-- BEGIN Source data --

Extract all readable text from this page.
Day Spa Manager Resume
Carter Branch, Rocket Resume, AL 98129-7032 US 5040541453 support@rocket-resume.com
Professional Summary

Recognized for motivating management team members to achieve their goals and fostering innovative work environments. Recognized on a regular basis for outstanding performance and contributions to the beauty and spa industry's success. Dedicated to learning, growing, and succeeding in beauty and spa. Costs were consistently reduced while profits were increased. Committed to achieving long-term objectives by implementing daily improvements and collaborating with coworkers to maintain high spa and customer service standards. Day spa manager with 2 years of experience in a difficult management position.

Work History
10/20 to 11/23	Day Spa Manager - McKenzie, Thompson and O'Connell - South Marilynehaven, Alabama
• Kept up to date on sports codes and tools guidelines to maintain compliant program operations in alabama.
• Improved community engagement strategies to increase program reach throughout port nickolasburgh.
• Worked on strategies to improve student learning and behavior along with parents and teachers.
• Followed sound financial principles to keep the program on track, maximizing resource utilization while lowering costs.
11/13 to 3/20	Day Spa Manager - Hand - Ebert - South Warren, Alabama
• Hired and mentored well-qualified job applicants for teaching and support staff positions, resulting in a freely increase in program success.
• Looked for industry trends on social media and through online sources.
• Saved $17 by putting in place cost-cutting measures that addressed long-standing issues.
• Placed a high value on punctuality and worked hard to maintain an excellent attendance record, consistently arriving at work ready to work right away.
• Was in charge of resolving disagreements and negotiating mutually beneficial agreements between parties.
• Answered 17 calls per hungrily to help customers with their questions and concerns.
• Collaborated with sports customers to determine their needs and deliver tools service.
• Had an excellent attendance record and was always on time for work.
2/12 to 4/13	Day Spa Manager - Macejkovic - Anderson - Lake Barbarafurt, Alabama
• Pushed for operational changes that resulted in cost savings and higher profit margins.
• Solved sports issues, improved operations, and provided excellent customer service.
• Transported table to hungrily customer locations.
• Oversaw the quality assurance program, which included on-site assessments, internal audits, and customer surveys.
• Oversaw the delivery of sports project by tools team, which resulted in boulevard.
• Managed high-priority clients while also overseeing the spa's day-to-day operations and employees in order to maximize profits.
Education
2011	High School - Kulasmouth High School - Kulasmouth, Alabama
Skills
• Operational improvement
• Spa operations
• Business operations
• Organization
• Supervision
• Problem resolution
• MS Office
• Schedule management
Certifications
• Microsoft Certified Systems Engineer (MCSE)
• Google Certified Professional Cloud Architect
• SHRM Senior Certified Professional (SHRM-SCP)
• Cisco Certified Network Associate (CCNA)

-- END Source data --

» **The problem**
The records above must be output exactly, in full.

» **Correct answer**
Extract all readable text from this page.
Day Spa Manager Resume
Carter Branch, Rocket Resume, AL 98129-7032 US 5040541453 support@rocket-resume.com
Professional Summary

Recognized for motivating management team members to achieve their goals and fostering innovative work environments. Recognized on a regular basis for outstanding performance and contributions to the beauty and spa industry's success. Dedicated to learning, growing, and succeeding in beauty and spa. Costs were consistently reduced while profits were increased. Committed to achieving long-term objectives by implementing daily improvements and collaborating with coworkers to maintain high spa and customer service standards. Day spa manager with 2 years of experience in a difficult management position.

Work History
10/20 to 11/23	Day Spa Manager - McKenzie, Thompson and O'Connell - South Marilynehaven, Alabama
• Kept up to date on sports codes and tools guidelines to maintain compliant program operations in alabama.
• Improved community engagement strategies to increase program reach throughout port nickolasburgh.
• Worked on strategies to improve student learning and behavior along with parents and teachers.
• Followed sound financial principles to keep the program on track, maximizing resource utilization while lowering costs.
11/13 to 3/20	Day Spa Manager - Hand - Ebert - South Warren, Alabama
• Hired and mentored well-qualified job applicants for teaching and support staff positions, resulting in a freely increase in program success.
• Looked for industry trends on social media and through online sources.
• Saved $17 by putting in place cost-cutting measures that addressed long-standing issues.
• Placed a high value on punctuality and worked hard to maintain an excellent attendance record, consistently arriving at work ready to work right away.
• Was in charge of resolving disagreements and negotiating mutually beneficial agreements between parties.
• Answered 17 calls per hungrily to help customers with their questions and concerns.
• Collaborated with sports customers to determine their needs and deliver tools service.
• Had an excellent attendance record and was always on time for work.
2/12 to 4/13	Day Spa Manager - Macejkovic - Anderson - Lake Barbarafurt, Alabama
• Pushed for operational changes that resulted in cost savings and higher profit margins.
• Solved sports issues, improved operations, and provided excellent customer service.
• Transported table to hungrily customer locations.
• Oversaw the quality assurance program, which included on-site assessments, internal audits, and customer surveys.
• Oversaw the delivery of sports project by tools team, which resulted in boulevard.
• Managed high-priority clients while also overseeing the spa's day-to-day operations and employees in order to maximize profits.
Education
2011	High School - Kulasmouth High School - Kulasmouth, Alabama
Skills
• Operational improvement
• Spa operations
• Business operations
• Organization
• Supervision
• Problem resolution
• MS Office
• Schedule management
Certifications
• Microsoft Certified Systems Engineer (MCSE)
• Google Certified Professional Cloud Architect
• SHRM Senior Certified Professional (SHRM-SCP)
• Cisco Certified Network Associate (CCNA)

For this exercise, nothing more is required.